* **Written problem 1**
According to the gallery announcement, on what date and at what time will the panel discussion "Architecture as Memorial" take place?

* **Text**
[START]

Sited Memory/Underground Shadows

56 Folded Time by Eve Ingalls

Bernstein Gallery, Princeton University

Exhibition Dates: August 29, 2011 - October 21, 2011

Contact: Kate Somers
P 609.497.2441

The Bernstein Gallery at the Woodrow Wilson School is pleased to present “Sited Memory/Underground Shadows,” large scale drawings by Eve Ingalls. The exhibition runs from August 29 through October 21, 2011. A panel discussion, “Architecture as Memorial” will be held in conjunction with the exhibition on October 18 at 4:30 p.m. in Bowl 016, Robertson Hall, adjacent to the Gallery. An artist reception will immediately follow the talk at 6 p.m. in the Bernstein Gallery. Panelists include: Lucia Allais, assistant professor of architecture, Princeton University; Joel Smith, curator of photography, Princeton University Art Museum; and Stanley Katz, moderator, professor of public and international affairs and director of the Center for Arts and Cultural Policy Studies, Woodrow Wilson School, Princeton University. Both events are free and open to the public.

Ingalls uses the surface of the raw canvas as if it is the surface of the earth. Through her markings, layers of the imprint of humans and nature over time are revealed as traces or shadows. The edges of the drawings serve as the boundaries of an archaeological dig. Alongside the shards of pots and evocations of ancient burial grounds and shifting landscape through the ages, the modern world is presented too by scientific charts, graphs and maps. Thus, the edges of the canvas locate the viewer simultaneously in the past and in the present, and visually express, in the artist’s own words, “a persistent palimpsest.”

[END]

* **Written problem 2**
Please echo the listing from its first line up to and including the line with "donut chart: 82%: % [1149,1153,1190,1204]".

* **Listed records**
[START]

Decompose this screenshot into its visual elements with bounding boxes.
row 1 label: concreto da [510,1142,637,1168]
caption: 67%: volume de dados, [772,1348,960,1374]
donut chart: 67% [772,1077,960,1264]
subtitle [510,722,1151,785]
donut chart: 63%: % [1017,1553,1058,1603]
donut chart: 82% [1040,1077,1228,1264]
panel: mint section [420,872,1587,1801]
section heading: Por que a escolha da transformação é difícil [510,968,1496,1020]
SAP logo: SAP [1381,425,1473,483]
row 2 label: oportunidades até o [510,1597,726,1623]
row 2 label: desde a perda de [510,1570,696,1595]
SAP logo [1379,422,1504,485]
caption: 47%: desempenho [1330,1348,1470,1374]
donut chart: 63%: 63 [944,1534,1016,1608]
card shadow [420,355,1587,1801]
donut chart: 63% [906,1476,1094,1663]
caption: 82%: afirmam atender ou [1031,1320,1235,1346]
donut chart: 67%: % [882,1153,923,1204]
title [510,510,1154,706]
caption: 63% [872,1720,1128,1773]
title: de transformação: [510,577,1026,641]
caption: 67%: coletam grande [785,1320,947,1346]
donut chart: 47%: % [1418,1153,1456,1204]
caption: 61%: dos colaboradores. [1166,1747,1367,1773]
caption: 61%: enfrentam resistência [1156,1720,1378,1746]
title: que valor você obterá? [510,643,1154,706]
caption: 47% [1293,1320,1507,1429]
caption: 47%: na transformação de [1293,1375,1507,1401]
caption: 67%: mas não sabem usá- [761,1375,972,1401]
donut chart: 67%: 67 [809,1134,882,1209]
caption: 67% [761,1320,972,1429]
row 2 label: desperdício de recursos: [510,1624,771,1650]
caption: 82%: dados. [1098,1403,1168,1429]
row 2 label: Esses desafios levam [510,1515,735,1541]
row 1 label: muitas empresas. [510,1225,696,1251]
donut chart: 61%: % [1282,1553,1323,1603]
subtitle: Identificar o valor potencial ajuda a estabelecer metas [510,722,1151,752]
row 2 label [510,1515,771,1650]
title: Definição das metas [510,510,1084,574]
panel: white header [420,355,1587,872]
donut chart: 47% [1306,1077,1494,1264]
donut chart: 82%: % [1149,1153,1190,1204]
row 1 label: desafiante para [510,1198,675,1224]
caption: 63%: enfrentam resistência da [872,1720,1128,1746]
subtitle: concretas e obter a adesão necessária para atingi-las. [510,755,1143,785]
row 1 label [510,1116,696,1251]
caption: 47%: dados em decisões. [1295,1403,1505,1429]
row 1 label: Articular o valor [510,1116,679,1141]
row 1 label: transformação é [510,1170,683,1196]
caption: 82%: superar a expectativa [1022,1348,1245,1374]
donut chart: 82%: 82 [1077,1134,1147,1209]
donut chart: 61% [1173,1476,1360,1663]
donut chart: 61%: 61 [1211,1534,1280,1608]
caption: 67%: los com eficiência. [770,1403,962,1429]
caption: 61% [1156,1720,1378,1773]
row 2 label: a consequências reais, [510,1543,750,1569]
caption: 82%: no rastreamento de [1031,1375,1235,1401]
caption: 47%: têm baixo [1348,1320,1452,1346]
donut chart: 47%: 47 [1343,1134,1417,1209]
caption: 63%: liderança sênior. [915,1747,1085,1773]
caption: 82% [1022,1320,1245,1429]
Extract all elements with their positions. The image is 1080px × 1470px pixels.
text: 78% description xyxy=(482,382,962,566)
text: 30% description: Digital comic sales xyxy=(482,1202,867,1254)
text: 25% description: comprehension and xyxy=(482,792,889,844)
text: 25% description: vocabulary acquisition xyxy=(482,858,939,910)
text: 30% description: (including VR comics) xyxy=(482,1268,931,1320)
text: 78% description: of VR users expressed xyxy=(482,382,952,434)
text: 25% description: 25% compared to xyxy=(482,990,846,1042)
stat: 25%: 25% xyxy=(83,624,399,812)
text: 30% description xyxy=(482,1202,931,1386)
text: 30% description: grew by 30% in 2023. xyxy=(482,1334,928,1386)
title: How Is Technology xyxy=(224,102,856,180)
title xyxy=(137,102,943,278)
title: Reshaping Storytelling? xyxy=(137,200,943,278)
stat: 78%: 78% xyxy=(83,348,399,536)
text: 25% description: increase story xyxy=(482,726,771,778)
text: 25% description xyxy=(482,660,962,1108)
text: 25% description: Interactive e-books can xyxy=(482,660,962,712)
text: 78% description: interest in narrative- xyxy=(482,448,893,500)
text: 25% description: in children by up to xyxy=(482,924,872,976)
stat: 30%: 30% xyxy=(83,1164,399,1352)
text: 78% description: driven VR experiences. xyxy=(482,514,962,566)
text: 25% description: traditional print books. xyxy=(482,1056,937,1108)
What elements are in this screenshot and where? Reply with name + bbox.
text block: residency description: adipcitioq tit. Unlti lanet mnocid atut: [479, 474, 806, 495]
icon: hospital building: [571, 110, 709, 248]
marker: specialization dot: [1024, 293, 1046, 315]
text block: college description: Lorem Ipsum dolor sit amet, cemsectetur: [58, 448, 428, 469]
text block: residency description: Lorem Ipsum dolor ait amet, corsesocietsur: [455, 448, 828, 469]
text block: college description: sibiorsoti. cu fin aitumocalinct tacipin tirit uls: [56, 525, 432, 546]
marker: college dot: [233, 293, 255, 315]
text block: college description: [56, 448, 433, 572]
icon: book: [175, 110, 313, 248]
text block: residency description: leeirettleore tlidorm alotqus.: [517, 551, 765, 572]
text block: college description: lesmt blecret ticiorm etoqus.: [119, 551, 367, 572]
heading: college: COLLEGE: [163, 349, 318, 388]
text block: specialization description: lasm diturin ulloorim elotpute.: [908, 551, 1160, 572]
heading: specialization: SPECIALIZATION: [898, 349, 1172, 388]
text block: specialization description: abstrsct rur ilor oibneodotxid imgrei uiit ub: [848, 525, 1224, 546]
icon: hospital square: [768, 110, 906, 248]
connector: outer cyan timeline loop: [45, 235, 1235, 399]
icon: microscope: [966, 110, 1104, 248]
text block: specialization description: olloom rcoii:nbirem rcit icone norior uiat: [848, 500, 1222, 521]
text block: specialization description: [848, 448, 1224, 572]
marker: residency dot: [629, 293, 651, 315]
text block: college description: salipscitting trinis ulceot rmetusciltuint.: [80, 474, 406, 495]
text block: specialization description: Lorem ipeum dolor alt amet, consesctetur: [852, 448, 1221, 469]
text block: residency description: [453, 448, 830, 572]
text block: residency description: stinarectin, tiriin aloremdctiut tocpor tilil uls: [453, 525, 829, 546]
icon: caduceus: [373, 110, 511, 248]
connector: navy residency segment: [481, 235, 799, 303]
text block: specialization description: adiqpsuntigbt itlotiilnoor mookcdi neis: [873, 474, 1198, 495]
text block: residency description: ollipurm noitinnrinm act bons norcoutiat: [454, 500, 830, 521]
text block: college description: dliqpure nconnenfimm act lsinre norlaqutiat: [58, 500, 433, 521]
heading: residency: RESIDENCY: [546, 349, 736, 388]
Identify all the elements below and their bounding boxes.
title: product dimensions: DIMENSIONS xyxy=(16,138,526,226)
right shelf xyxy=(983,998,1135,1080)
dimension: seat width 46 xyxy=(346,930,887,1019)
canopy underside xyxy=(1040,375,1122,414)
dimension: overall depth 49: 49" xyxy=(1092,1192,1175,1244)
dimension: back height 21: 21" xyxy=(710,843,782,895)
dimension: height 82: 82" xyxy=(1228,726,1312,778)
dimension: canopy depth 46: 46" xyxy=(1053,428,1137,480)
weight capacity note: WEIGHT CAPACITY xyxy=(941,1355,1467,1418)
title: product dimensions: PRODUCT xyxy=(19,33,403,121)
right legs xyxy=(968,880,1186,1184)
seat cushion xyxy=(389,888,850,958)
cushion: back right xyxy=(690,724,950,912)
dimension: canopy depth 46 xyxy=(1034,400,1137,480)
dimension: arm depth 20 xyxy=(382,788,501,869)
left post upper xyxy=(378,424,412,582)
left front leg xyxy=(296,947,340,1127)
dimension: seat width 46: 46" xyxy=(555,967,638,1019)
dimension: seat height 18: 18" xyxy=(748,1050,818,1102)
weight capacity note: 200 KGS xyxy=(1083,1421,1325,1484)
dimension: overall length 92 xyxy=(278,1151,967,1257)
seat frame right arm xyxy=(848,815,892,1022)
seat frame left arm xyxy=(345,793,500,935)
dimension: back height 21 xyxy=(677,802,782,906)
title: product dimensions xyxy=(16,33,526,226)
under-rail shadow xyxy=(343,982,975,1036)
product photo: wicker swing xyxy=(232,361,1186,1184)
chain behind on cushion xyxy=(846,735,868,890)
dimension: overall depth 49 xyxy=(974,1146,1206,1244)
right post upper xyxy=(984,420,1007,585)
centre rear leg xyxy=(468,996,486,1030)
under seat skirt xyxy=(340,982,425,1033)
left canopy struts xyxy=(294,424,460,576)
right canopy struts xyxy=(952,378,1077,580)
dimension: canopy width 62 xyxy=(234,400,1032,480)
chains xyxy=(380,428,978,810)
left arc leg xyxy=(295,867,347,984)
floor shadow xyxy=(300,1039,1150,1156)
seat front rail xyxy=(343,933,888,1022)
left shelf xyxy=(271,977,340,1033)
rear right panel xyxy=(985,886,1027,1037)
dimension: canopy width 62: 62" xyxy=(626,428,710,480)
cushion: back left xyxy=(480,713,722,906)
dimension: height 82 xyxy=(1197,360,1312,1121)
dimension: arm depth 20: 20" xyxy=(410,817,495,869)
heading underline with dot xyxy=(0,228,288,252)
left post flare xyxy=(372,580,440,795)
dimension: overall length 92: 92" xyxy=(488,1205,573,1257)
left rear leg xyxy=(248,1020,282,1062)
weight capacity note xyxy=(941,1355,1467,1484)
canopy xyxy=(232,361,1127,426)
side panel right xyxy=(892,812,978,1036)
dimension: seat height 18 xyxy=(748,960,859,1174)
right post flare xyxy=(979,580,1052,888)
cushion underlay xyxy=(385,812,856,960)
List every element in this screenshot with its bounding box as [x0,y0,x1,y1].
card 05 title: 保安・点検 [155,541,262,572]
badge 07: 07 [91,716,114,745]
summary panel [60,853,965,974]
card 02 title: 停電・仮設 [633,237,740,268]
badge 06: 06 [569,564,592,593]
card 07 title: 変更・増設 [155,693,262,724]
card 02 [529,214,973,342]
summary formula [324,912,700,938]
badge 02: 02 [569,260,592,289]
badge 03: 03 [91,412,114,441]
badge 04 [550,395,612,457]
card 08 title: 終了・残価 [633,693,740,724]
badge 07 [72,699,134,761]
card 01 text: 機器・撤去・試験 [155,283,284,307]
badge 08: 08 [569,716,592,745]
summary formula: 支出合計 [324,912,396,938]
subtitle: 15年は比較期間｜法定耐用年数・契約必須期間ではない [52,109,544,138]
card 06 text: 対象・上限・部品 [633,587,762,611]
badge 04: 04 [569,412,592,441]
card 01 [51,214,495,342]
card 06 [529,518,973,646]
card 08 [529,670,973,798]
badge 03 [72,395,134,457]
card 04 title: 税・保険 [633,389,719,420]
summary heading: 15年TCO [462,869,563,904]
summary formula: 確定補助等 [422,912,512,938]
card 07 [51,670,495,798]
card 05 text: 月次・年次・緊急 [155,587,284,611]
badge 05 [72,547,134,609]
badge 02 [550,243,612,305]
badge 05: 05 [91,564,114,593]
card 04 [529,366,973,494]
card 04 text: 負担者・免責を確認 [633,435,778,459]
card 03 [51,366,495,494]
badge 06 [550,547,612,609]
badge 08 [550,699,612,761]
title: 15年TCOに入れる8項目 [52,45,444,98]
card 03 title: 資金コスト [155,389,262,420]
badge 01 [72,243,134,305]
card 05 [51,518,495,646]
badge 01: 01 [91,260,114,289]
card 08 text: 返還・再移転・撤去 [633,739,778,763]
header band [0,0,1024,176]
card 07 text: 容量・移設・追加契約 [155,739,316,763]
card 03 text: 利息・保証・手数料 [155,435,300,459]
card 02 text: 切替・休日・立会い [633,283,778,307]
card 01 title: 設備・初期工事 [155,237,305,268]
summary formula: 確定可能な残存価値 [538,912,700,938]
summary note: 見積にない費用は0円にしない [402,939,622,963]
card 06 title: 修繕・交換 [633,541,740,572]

[END]

* **Task answer 1**
October 18 at 4:30 p.m.

* **Task answer 2**
Decompose this screenshot into its visual elements with bounding boxes.
row 1 label: concreto da [510,1142,637,1168]
caption: 67%: volume de dados, [772,1348,960,1374]
donut chart: 67% [772,1077,960,1264]
subtitle [510,722,1151,785]
donut chart: 63%: % [1017,1553,1058,1603]
donut chart: 82% [1040,1077,1228,1264]
panel: mint section [420,872,1587,1801]
section heading: Por que a escolha da transformação é difícil [510,968,1496,1020]
SAP logo: SAP [1381,425,1473,483]
row 2 label: oportunidades até o [510,1597,726,1623]
row 2 label: desde a perda de [510,1570,696,1595]
SAP logo [1379,422,1504,485]
caption: 47%: desempenho [1330,1348,1470,1374]
donut chart: 63%: 63 [944,1534,1016,1608]
card shadow [420,355,1587,1801]
donut chart: 63% [906,1476,1094,1663]
caption: 82%: afirmam atender ou [1031,1320,1235,1346]
donut chart: 67%: % [882,1153,923,1204]
title [510,510,1154,706]
caption: 63% [872,1720,1128,1773]
title: de transformação: [510,577,1026,641]
caption: 67%: coletam grande [785,1320,947,1346]
donut chart: 47%: % [1418,1153,1456,1204]
caption: 61%: dos colaboradores. [1166,1747,1367,1773]
caption: 61%: enfrentam resistência [1156,1720,1378,1746]
title: que valor você obterá? [510,643,1154,706]
caption: 47% [1293,1320,1507,1429]
caption: 47%: na transformação de [1293,1375,1507,1401]
caption: 67%: mas não sabem usá- [761,1375,972,1401]
donut chart: 67%: 67 [809,1134,882,1209]
caption: 67% [761,1320,972,1429]
row 2 label: desperdício de recursos: [510,1624,771,1650]
caption: 82%: dados. [1098,1403,1168,1429]
row 2 label: Esses desafios levam [510,1515,735,1541]
row 1 label: muitas empresas. [510,1225,696,1251]
donut chart: 61%: % [1282,1553,1323,1603]
subtitle: Identificar o valor potencial ajuda a estabelecer metas [510,722,1151,752]
row 2 label [510,1515,771,1650]
title: Definição das metas [510,510,1084,574]
panel: white header [420,355,1587,872]
donut chart: 47% [1306,1077,1494,1264]
donut chart: 82%: % [1149,1153,1190,1204]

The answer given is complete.